**How to complete this task:** Scan the listing below for the word "path" and copy every line that has it.

Study material START

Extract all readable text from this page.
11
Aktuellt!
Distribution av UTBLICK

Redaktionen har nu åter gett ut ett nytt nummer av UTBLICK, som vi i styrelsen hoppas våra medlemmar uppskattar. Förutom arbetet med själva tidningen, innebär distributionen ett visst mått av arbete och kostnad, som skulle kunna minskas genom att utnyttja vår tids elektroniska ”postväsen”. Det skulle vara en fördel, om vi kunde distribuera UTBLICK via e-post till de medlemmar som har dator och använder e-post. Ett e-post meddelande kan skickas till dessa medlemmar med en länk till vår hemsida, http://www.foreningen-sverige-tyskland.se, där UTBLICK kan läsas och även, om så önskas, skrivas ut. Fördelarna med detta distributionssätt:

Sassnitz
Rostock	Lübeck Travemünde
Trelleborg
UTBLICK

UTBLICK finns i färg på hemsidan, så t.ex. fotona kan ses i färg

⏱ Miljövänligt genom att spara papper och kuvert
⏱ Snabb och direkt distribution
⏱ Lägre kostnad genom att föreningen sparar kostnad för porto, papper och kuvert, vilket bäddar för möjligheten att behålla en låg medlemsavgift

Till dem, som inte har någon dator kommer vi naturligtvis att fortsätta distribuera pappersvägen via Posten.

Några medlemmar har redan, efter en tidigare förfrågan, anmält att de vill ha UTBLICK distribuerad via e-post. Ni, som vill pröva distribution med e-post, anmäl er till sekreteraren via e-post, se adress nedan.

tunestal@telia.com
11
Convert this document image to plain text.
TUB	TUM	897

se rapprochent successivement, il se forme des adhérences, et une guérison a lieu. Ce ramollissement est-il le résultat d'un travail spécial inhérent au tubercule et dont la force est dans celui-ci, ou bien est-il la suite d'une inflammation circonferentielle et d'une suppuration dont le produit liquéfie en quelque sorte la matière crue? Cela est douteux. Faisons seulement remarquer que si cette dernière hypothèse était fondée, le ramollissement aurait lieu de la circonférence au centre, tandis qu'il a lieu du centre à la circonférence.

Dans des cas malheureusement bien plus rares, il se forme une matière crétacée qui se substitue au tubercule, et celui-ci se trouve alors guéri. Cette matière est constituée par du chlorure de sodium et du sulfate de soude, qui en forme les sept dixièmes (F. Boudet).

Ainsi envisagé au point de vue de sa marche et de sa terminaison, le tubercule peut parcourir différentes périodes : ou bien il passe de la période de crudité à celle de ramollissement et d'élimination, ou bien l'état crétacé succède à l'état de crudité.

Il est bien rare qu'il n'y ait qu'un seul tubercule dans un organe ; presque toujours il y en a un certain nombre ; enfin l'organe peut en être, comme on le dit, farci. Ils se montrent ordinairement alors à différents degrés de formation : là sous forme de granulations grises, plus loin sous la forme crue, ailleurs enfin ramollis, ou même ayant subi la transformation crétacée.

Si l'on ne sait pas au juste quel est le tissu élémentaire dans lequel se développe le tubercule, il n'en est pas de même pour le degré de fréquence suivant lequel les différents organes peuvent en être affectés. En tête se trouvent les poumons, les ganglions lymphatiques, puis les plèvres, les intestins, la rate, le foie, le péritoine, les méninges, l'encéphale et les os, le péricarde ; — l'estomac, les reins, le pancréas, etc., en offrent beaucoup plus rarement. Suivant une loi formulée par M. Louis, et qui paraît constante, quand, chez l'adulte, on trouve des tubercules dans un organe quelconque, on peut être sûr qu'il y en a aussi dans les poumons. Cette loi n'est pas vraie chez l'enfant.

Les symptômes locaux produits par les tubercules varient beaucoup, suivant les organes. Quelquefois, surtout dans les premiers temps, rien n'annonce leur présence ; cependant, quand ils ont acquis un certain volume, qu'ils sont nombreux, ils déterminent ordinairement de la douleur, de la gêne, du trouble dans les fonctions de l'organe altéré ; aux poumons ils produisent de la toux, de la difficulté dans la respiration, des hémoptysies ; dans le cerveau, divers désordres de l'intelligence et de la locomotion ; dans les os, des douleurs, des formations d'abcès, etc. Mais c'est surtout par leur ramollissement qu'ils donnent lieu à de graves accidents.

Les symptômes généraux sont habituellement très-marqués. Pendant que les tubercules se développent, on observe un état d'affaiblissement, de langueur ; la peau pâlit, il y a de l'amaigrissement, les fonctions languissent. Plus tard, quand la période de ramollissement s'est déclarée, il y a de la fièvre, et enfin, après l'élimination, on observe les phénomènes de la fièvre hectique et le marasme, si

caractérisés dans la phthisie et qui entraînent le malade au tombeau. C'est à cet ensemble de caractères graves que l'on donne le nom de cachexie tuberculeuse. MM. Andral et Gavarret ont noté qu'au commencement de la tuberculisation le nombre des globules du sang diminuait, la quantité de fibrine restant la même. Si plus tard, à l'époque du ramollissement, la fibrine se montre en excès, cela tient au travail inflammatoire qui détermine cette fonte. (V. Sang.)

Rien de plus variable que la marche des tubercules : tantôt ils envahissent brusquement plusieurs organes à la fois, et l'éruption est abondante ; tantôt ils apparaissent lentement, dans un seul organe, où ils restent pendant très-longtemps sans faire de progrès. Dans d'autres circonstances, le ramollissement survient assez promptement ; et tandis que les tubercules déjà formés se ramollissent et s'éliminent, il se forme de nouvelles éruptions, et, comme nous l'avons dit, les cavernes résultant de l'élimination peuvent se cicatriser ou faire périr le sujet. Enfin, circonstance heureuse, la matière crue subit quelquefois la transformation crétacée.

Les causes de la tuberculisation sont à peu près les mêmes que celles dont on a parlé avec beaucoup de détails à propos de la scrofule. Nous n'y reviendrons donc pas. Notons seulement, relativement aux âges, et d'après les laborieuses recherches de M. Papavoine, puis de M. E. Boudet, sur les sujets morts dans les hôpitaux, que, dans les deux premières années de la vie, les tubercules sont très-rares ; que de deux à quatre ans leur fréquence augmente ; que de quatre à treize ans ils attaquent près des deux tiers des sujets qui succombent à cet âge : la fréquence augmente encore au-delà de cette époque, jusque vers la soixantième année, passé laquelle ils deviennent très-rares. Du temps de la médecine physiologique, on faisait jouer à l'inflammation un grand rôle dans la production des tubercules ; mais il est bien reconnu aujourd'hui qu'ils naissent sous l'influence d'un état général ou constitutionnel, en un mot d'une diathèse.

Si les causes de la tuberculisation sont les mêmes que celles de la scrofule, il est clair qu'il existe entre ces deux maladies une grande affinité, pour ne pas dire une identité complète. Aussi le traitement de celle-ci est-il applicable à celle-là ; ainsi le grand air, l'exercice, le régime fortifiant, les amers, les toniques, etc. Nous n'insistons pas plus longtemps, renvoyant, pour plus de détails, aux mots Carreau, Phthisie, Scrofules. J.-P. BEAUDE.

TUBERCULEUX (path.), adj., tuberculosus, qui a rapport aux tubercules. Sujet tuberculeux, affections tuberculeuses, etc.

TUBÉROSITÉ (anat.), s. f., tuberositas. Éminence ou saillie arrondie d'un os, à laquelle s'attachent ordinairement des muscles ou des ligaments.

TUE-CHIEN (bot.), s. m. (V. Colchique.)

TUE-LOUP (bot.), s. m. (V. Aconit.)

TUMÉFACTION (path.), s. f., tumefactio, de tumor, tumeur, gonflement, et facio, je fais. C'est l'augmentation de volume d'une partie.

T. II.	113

Study material END

**Completed task:**
TUBERCULEUX (path.), adj., tuberculosus, qui a rapport aux tubercules. Sujet tuberculeux, affections tuberculeuses, etc.
TUMÉFACTION (path.), s. f., tumefactio, de tumor, tumeur, gonflement, et facio, je fais. C'est l'augmentation de volume d'une partie.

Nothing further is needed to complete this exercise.